SELECTED EXCERPT =
************
Save on popular items from Amazon.


Do you believe in haunted houses?

Halloween brings haunted houses and spooky trail hikes. Cozy neighborhoods overflow with creepy Halloween inflatable figures and pun-sporting plastic gravestones. Shop windows fairly drip with spider webs, usually swinging from the bones of jaunty looking skeletons or eerie ghostly figures.

That sort of haunted humor is mostly aimed at making fun.

But do you believe homes can actually be haunted?

Some folks scoff at ghost stories, while others swear by such tales. 

We've all heard claims of creaks in the night, strange sights on the stairs, or mysterious faces in windows. Do such yarns hold true, or are they simply the stuff of silly scare tactics and late-night movies?

Here’s an intriguing question.

Would you consider purchasing a home, if you knew someone had died on the property? Would the nature of the death make a difference in your decision?
************
EXTRACTED ENTRIES =
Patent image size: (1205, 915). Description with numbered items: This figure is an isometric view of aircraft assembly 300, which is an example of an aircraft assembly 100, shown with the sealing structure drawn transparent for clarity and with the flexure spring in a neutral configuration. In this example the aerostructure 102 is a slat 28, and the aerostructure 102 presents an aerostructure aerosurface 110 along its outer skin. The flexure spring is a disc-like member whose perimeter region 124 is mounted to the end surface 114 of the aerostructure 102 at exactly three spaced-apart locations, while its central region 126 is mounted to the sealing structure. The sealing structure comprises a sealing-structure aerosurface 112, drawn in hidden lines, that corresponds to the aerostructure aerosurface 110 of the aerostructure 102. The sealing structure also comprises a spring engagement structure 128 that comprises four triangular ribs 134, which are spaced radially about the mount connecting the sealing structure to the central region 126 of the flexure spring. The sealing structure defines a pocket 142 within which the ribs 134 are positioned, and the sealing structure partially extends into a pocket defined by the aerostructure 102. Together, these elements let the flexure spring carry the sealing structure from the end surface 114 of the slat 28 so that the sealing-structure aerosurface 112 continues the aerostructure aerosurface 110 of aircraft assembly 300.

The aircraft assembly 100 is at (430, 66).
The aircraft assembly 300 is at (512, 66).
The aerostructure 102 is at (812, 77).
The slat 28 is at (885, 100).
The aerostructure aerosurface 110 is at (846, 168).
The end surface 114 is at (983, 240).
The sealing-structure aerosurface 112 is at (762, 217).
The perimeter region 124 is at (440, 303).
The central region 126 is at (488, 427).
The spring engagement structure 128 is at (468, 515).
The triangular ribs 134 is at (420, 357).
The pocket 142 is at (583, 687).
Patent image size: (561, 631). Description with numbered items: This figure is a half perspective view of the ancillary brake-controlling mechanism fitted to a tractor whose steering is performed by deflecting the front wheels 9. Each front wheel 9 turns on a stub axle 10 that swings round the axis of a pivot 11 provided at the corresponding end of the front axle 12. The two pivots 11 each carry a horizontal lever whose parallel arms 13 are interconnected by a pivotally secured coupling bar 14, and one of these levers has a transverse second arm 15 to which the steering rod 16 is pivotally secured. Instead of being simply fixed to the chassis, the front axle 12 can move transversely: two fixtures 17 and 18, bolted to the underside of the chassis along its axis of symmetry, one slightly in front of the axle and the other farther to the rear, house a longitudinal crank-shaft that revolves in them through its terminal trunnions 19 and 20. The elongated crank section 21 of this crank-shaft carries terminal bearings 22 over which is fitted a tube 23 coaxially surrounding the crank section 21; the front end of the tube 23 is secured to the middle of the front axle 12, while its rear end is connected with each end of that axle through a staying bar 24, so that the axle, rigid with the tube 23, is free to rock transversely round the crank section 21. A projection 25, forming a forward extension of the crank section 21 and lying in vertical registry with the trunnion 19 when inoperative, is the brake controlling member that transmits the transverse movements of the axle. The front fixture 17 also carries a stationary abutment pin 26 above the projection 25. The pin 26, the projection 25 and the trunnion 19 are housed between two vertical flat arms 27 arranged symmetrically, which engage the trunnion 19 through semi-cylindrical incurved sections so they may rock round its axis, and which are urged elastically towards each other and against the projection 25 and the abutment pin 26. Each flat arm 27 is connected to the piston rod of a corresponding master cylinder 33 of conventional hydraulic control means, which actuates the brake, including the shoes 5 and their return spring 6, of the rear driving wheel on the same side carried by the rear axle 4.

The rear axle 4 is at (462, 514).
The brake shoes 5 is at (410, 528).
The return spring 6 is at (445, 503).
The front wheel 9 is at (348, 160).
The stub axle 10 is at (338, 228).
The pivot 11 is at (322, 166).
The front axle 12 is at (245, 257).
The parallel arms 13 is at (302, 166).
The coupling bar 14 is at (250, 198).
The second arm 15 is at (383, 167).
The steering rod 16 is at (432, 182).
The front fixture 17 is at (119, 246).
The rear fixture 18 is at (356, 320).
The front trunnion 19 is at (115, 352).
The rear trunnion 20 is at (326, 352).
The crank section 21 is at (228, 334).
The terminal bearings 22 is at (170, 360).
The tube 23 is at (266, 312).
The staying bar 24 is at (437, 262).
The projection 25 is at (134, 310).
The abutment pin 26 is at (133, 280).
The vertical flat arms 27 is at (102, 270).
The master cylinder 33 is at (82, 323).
************
ASSIGNMENT = From the text on haunted houses, copy out word for word the part that begins with the words "Save on popular" and ends with "actually be haunted?".

RESPONSE BELOW =
Save on popular items from Amazon.


Do you believe in haunted houses?

Halloween brings haunted houses and spooky trail hikes. Cozy neighborhoods overflow with creepy Halloween inflatable figures and pun-sporting plastic gravestones. Shop windows fairly drip with spider webs, usually swinging from the bones of jaunty looking skeletons or eerie ghostly figures.

That sort of haunted humor is mostly aimed at making fun.

But do you believe homes can actually be haunted?